Write out each line of the listing as it stands, without the images.

--------

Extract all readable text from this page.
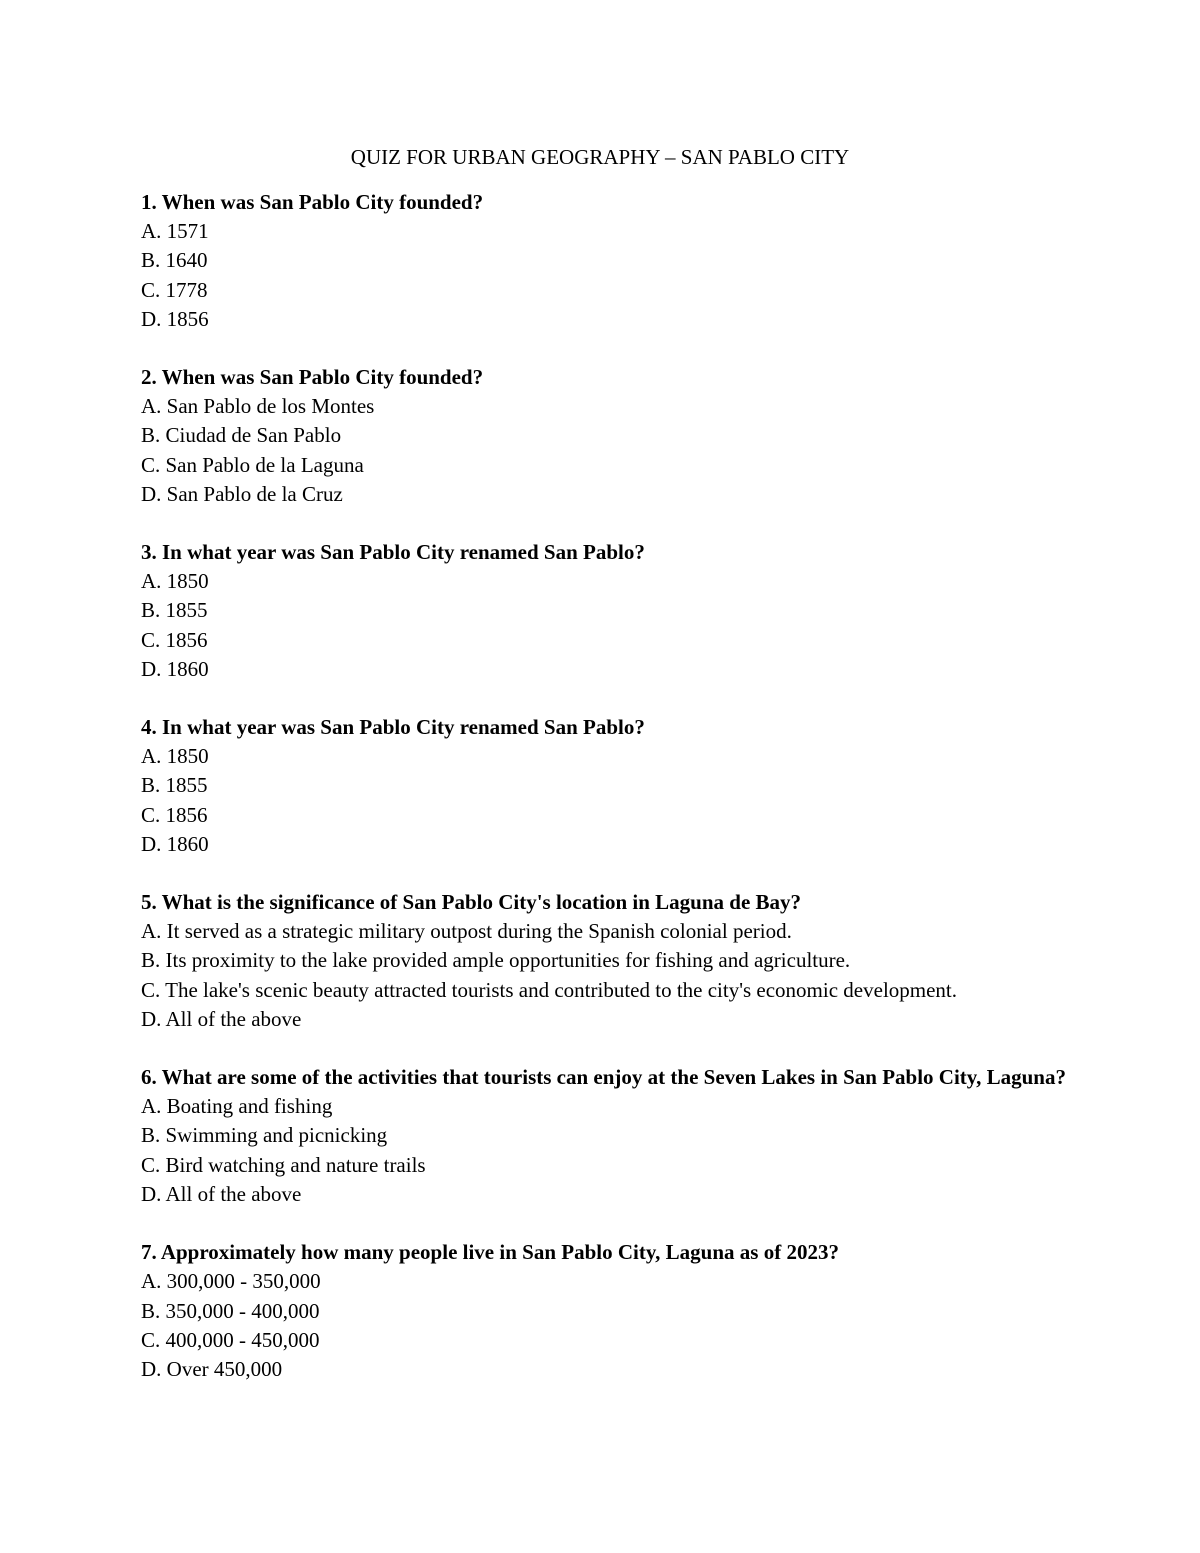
QUIZ FOR URBAN GEOGRAPHY – SAN PABLO CITY

1. When was San Pablo City founded?

A. 1571

B. 1640

C. 1778

D. 1856

2. When was San Pablo City founded?

A. San Pablo de los Montes

B. Ciudad de San Pablo

C. San Pablo de la Laguna

D. San Pablo de la Cruz

3. In what year was San Pablo City renamed San Pablo?

A. 1850

B. 1855

C. 1856

D. 1860

4. In what year was San Pablo City renamed San Pablo?

A. 1850

B. 1855

C. 1856

D. 1860

5. What is the significance of San Pablo City's location in Laguna de Bay?

A. It served as a strategic military outpost during the Spanish colonial period.

B. Its proximity to the lake provided ample opportunities for fishing and agriculture.

C. The lake's scenic beauty attracted tourists and contributed to the city's economic development.

D. All of the above

6. What are some of the activities that tourists can enjoy at the Seven Lakes in San Pablo City, Laguna?

A. Boating and fishing

B. Swimming and picnicking

C. Bird watching and nature trails

D. All of the above

7. Approximately how many people live in San Pablo City, Laguna as of 2023?

A. 300,000 - 350,000

B. 350,000 - 400,000

C. 400,000 - 450,000

D. Over 450,000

--------

- **Answer below**
Extract all readable text from this page.
QUIZ FOR URBAN GEOGRAPHY – SAN PABLO CITY

1. When was San Pablo City founded?

A. 1571

B. 1640

C. 1778

D. 1856

2. When was San Pablo City founded?

A. San Pablo de los Montes

B. Ciudad de San Pablo

C. San Pablo de la Laguna

D. San Pablo de la Cruz

3. In what year was San Pablo City renamed San Pablo?

A. 1850

B. 1855

C. 1856

D. 1860

4. In what year was San Pablo City renamed San Pablo?

A. 1850

B. 1855

C. 1856

D. 1860

5. What is the significance of San Pablo City's location in Laguna de Bay?

A. It served as a strategic military outpost during the Spanish colonial period.

B. Its proximity to the lake provided ample opportunities for fishing and agriculture.

C. The lake's scenic beauty attracted tourists and contributed to the city's economic development.

D. All of the above

6. What are some of the activities that tourists can enjoy at the Seven Lakes in San Pablo City, Laguna?

A. Boating and fishing

B. Swimming and picnicking

C. Bird watching and nature trails

D. All of the above

7. Approximately how many people live in San Pablo City, Laguna as of 2023?

A. 300,000 - 350,000

B. 350,000 - 400,000

C. 400,000 - 450,000

D. Over 450,000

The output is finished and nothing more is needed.